_Do this:_
Without the pictures, output the records below word for word.

Dataset records on visual material:
####

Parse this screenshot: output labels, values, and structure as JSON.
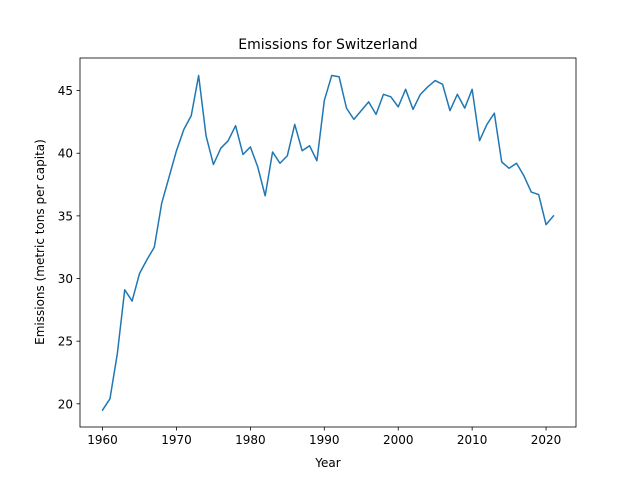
{
  "chart_data": {
    "type": "line",
    "title": "Emissions for Switzerland",
    "xlabel": "Year",
    "ylabel": "Emissions (metric tons per capita)",
    "xlim": [
      1956.95,
      2024.05
    ],
    "ylim": [
      18.15,
      47.6
    ],
    "xticks": [
      1960,
      1970,
      1980,
      1990,
      2000,
      2010,
      2020
    ],
    "yticks": [
      20,
      25,
      30,
      35,
      40,
      45
    ],
    "grid": false,
    "legend": "none",
    "line_color": "#1f77b4",
    "series": [
      {
        "x": [
          1960,
          1961,
          1962,
          1963,
          1964,
          1965,
          1966,
          1967,
          1968,
          1969,
          1970,
          1971,
          1972,
          1973,
          1974,
          1975,
          1976,
          1977,
          1978,
          1979,
          1980,
          1981,
          1982,
          1983,
          1984,
          1985,
          1986,
          1987,
          1988,
          1989,
          1990,
          1991,
          1992,
          1993,
          1994,
          1995,
          1996,
          1997,
          1998,
          1999,
          2000,
          2001,
          2002,
          2003,
          2004,
          2005,
          2006,
          2007,
          2008,
          2009,
          2010,
          2011,
          2012,
          2013,
          2014,
          2015,
          2016,
          2017,
          2018,
          2019,
          2020,
          2021
        ],
        "values": [
          19.5,
          20.4,
          24.0,
          29.1,
          28.2,
          30.4,
          31.5,
          32.5,
          36.0,
          38.1,
          40.2,
          41.9,
          43.0,
          46.2,
          41.4,
          39.1,
          40.4,
          41.0,
          42.2,
          39.9,
          40.5,
          38.9,
          36.6,
          40.1,
          39.2,
          39.8,
          42.3,
          40.2,
          40.6,
          39.4,
          44.2,
          46.2,
          46.1,
          43.6,
          42.7,
          43.4,
          44.1,
          43.1,
          44.7,
          44.5,
          43.7,
          45.1,
          43.5,
          44.7,
          45.3,
          45.8,
          45.5,
          43.4,
          44.7,
          43.6,
          45.1,
          41.0,
          42.3,
          43.2,
          39.3,
          38.8,
          39.2,
          38.2,
          36.9,
          36.7,
          34.3,
          35.0
        ]
      }
    ]
  }
}
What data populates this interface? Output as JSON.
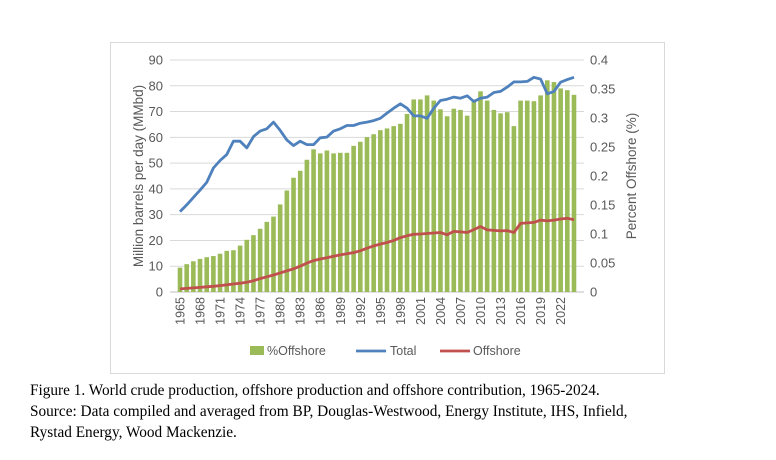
{
  "chart_data": {
    "type": "bar+line",
    "x": [
      1965,
      1966,
      1967,
      1968,
      1969,
      1970,
      1971,
      1972,
      1973,
      1974,
      1975,
      1976,
      1977,
      1978,
      1979,
      1980,
      1981,
      1982,
      1983,
      1984,
      1985,
      1986,
      1987,
      1988,
      1989,
      1990,
      1991,
      1992,
      1993,
      1994,
      1995,
      1996,
      1997,
      1998,
      1999,
      2000,
      2001,
      2002,
      2003,
      2004,
      2005,
      2006,
      2007,
      2008,
      2009,
      2010,
      2011,
      2012,
      2013,
      2014,
      2015,
      2016,
      2017,
      2018,
      2019,
      2020,
      2021,
      2022,
      2023,
      2024
    ],
    "x_tick_labels": [
      "1965",
      "1968",
      "1971",
      "1974",
      "1977",
      "1980",
      "1983",
      "1986",
      "1989",
      "1992",
      "1995",
      "1998",
      "2001",
      "2004",
      "2007",
      "2010",
      "2013",
      "2016",
      "2019",
      "2022"
    ],
    "ylabel": "Million barrels per day (MMbd)",
    "y2label": "Percent  Offshore (%)",
    "ylim": [
      0,
      90
    ],
    "y_ticks": [
      "0",
      "10",
      "20",
      "30",
      "40",
      "50",
      "60",
      "70",
      "80",
      "90"
    ],
    "y2lim": [
      0,
      0.4
    ],
    "y2_ticks": [
      "0",
      "0.05",
      "0.1",
      "0.15",
      "0.2",
      "0.25",
      "0.3",
      "0.35",
      "0.4"
    ],
    "grid": true,
    "legend_position": "bottom",
    "series": [
      {
        "name": "%Offshore",
        "type": "bar",
        "axis": "right",
        "color": "#9bbb59",
        "values": [
          0.042,
          0.048,
          0.053,
          0.057,
          0.06,
          0.062,
          0.066,
          0.071,
          0.072,
          0.08,
          0.09,
          0.098,
          0.109,
          0.121,
          0.13,
          0.151,
          0.175,
          0.197,
          0.209,
          0.228,
          0.246,
          0.239,
          0.244,
          0.239,
          0.24,
          0.24,
          0.252,
          0.259,
          0.267,
          0.272,
          0.279,
          0.282,
          0.286,
          0.29,
          0.307,
          0.332,
          0.332,
          0.339,
          0.33,
          0.315,
          0.303,
          0.316,
          0.314,
          0.304,
          0.332,
          0.346,
          0.33,
          0.314,
          0.308,
          0.31,
          0.286,
          0.33,
          0.33,
          0.329,
          0.339,
          0.365,
          0.362,
          0.351,
          0.348,
          0.34
        ]
      },
      {
        "name": "Total",
        "type": "line",
        "axis": "left",
        "color": "#4f81bd",
        "values": [
          31.2,
          33.8,
          36.7,
          39.5,
          42.5,
          48.1,
          51.0,
          53.3,
          58.5,
          58.5,
          55.9,
          60.3,
          62.4,
          63.3,
          65.9,
          62.7,
          59.0,
          56.8,
          58.5,
          57.2,
          57.2,
          59.8,
          60.1,
          62.4,
          63.3,
          64.6,
          64.6,
          65.5,
          65.9,
          66.5,
          67.4,
          69.4,
          71.3,
          73.0,
          71.3,
          68.3,
          68.3,
          67.4,
          71.3,
          74.3,
          74.8,
          75.6,
          75.2,
          76.1,
          73.9,
          75.2,
          75.6,
          77.4,
          77.8,
          79.5,
          81.5,
          81.5,
          81.7,
          83.3,
          82.6,
          76.9,
          77.8,
          81.4,
          82.4,
          83.3
        ]
      },
      {
        "name": "Offshore",
        "type": "line",
        "axis": "left",
        "color": "#c0504d",
        "values": [
          1.2,
          1.4,
          1.6,
          1.8,
          2.0,
          2.2,
          2.5,
          2.8,
          3.1,
          3.4,
          3.8,
          4.4,
          5.2,
          5.9,
          6.6,
          7.4,
          8.2,
          9.0,
          10.0,
          11.2,
          12.2,
          12.8,
          13.3,
          13.9,
          14.4,
          14.8,
          15.3,
          16.0,
          17.0,
          17.9,
          18.6,
          19.2,
          20.0,
          21.1,
          21.8,
          22.4,
          22.5,
          22.7,
          22.9,
          23.1,
          22.2,
          23.5,
          23.3,
          23.1,
          24.2,
          25.4,
          24.1,
          23.9,
          23.7,
          23.8,
          23.1,
          26.6,
          26.8,
          27.0,
          27.9,
          27.6,
          27.9,
          28.3,
          28.6,
          28.0
        ]
      }
    ]
  },
  "caption": {
    "line1": "Figure 1. World crude production, offshore production and offshore contribution, 1965-2024.",
    "line2": "Source: Data compiled and averaged from BP, Douglas-Westwood, Energy Institute, IHS, Infield,",
    "line3": "Rystad Energy, Wood Mackenzie."
  }
}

####

_Problem solution:_
Parse this screenshot: output labels, values, and structure as JSON.
{
  "chart_data": {
    "type": "line",
    "title": "Emissions for Switzerland",
    "xlabel": "Year",
    "ylabel": "Emissions (metric tons per capita)",
    "xlim": [
      1956.95,
      2024.05
    ],
    "ylim": [
      18.15,
      47.6
    ],
    "xticks": [
      1960,
      1970,
      1980,
      1990,
      2000,
      2010,
      2020
    ],
    "yticks": [
      20,
      25,
      30,
      35,
      40,
      45
    ],
    "grid": false,
    "legend": "none",
    "line_color": "#1f77b4",
    "series": [
      {
        "x": [
          1960,
          1961,
          1962,
          1963,
          1964,
          1965,
          1966,
          1967,
          1968,
          1969,
          1970,
          1971,
          1972,
          1973,
          1974,
          1975,
          1976,
          1977,
          1978,
          1979,
          1980,
          1981,
          1982,
          1983,
          1984,
          1985,
          1986,
          1987,
          1988,
          1989,
          1990,
          1991,
          1992,
          1993,
          1994,
          1995,
          1996,
          1997,
          1998,
          1999,
          2000,
          2001,
          2002,
          2003,
          2004,
          2005,
          2006,
          2007,
          2008,
          2009,
          2010,
          2011,
          2012,
          2013,
          2014,
          2015,
          2016,
          2017,
          2018,
          2019,
          2020,
          2021
        ],
        "values": [
          19.5,
          20.4,
          24.0,
          29.1,
          28.2,
          30.4,
          31.5,
          32.5,
          36.0,
          38.1,
          40.2,
          41.9,
          43.0,
          46.2,
          41.4,
          39.1,
          40.4,
          41.0,
          42.2,
          39.9,
          40.5,
          38.9,
          36.6,
          40.1,
          39.2,
          39.8,
          42.3,
          40.2,
          40.6,
          39.4,
          44.2,
          46.2,
          46.1,
          43.6,
          42.7,
          43.4,
          44.1,
          43.1,
          44.7,
          44.5,
          43.7,
          45.1,
          43.5,
          44.7,
          45.3,
          45.8,
          45.5,
          43.4,
          44.7,
          43.6,
          45.1,
          41.0,
          42.3,
          43.2,
          39.3,
          38.8,
          39.2,
          38.2,
          36.9,
          36.7,
          34.3,
          35.0
        ]
      }
    ]
  }
}
What data populates this interface? Output as JSON.
{
  "chart_data": {
    "type": "bar+line",
    "x": [
      1965,
      1966,
      1967,
      1968,
      1969,
      1970,
      1971,
      1972,
      1973,
      1974,
      1975,
      1976,
      1977,
      1978,
      1979,
      1980,
      1981,
      1982,
      1983,
      1984,
      1985,
      1986,
      1987,
      1988,
      1989,
      1990,
      1991,
      1992,
      1993,
      1994,
      1995,
      1996,
      1997,
      1998,
      1999,
      2000,
      2001,
      2002,
      2003,
      2004,
      2005,
      2006,
      2007,
      2008,
      2009,
      2010,
      2011,
      2012,
      2013,
      2014,
      2015,
      2016,
      2017,
      2018,
      2019,
      2020,
      2021,
      2022,
      2023,
      2024
    ],
    "x_tick_labels": [
      "1965",
      "1968",
      "1971",
      "1974",
      "1977",
      "1980",
      "1983",
      "1986",
      "1989",
      "1992",
      "1995",
      "1998",
      "2001",
      "2004",
      "2007",
      "2010",
      "2013",
      "2016",
      "2019",
      "2022"
    ],
    "ylabel": "Million barrels per day (MMbd)",
    "y2label": "Percent  Offshore (%)",
    "ylim": [
      0,
      90
    ],
    "y_ticks": [
      "0",
      "10",
      "20",
      "30",
      "40",
      "50",
      "60",
      "70",
      "80",
      "90"
    ],
    "y2lim": [
      0,
      0.4
    ],
    "y2_ticks": [
      "0",
      "0.05",
      "0.1",
      "0.15",
      "0.2",
      "0.25",
      "0.3",
      "0.35",
      "0.4"
    ],
    "grid": true,
    "legend_position": "bottom",
    "series": [
      {
        "name": "%Offshore",
        "type": "bar",
        "axis": "right",
        "color": "#9bbb59",
        "values": [
          0.042,
          0.048,
          0.053,
          0.057,
          0.06,
          0.062,
          0.066,
          0.071,
          0.072,
          0.08,
          0.09,
          0.098,
          0.109,
          0.121,
          0.13,
          0.151,
          0.175,
          0.197,
          0.209,
          0.228,
          0.246,
          0.239,
          0.244,
          0.239,
          0.24,
          0.24,
          0.252,
          0.259,
          0.267,
          0.272,
          0.279,
          0.282,
          0.286,
          0.29,
          0.307,
          0.332,
          0.332,
          0.339,
          0.33,
          0.315,
          0.303,
          0.316,
          0.314,
          0.304,
          0.332,
          0.346,
          0.33,
          0.314,
          0.308,
          0.31,
          0.286,
          0.33,
          0.33,
          0.329,
          0.339,
          0.365,
          0.362,
          0.351,
          0.348,
          0.34
        ]
      },
      {
        "name": "Total",
        "type": "line",
        "axis": "left",
        "color": "#4f81bd",
        "values": [
          31.2,
          33.8,
          36.7,
          39.5,
          42.5,
          48.1,
          51.0,
          53.3,
          58.5,
          58.5,
          55.9,
          60.3,
          62.4,
          63.3,
          65.9,
          62.7,
          59.0,
          56.8,
          58.5,
          57.2,
          57.2,
          59.8,
          60.1,
          62.4,
          63.3,
          64.6,
          64.6,
          65.5,
          65.9,
          66.5,
          67.4,
          69.4,
          71.3,
          73.0,
          71.3,
          68.3,
          68.3,
          67.4,
          71.3,
          74.3,
          74.8,
          75.6,
          75.2,
          76.1,
          73.9,
          75.2,
          75.6,
          77.4,
          77.8,
          79.5,
          81.5,
          81.5,
          81.7,
          83.3,
          82.6,
          76.9,
          77.8,
          81.4,
          82.4,
          83.3
        ]
      },
      {
        "name": "Offshore",
        "type": "line",
        "axis": "left",
        "color": "#c0504d",
        "values": [
          1.2,
          1.4,
          1.6,
          1.8,
          2.0,
          2.2,
          2.5,
          2.8,
          3.1,
          3.4,
          3.8,
          4.4,
          5.2,
          5.9,
          6.6,
          7.4,
          8.2,
          9.0,
          10.0,
          11.2,
          12.2,
          12.8,
          13.3,
          13.9,
          14.4,
          14.8,
          15.3,
          16.0,
          17.0,
          17.9,
          18.6,
          19.2,
          20.0,
          21.1,
          21.8,
          22.4,
          22.5,
          22.7,
          22.9,
          23.1,
          22.2,
          23.5,
          23.3,
          23.1,
          24.2,
          25.4,
          24.1,
          23.9,
          23.7,
          23.8,
          23.1,
          26.6,
          26.8,
          27.0,
          27.9,
          27.6,
          27.9,
          28.3,
          28.6,
          28.0
        ]
      }
    ]
  },
  "caption": {
    "line1": "Figure 1. World crude production, offshore production and offshore contribution, 1965-2024.",
    "line2": "Source: Data compiled and averaged from BP, Douglas-Westwood, Energy Institute, IHS, Infield,",
    "line3": "Rystad Energy, Wood Mackenzie."
  }
}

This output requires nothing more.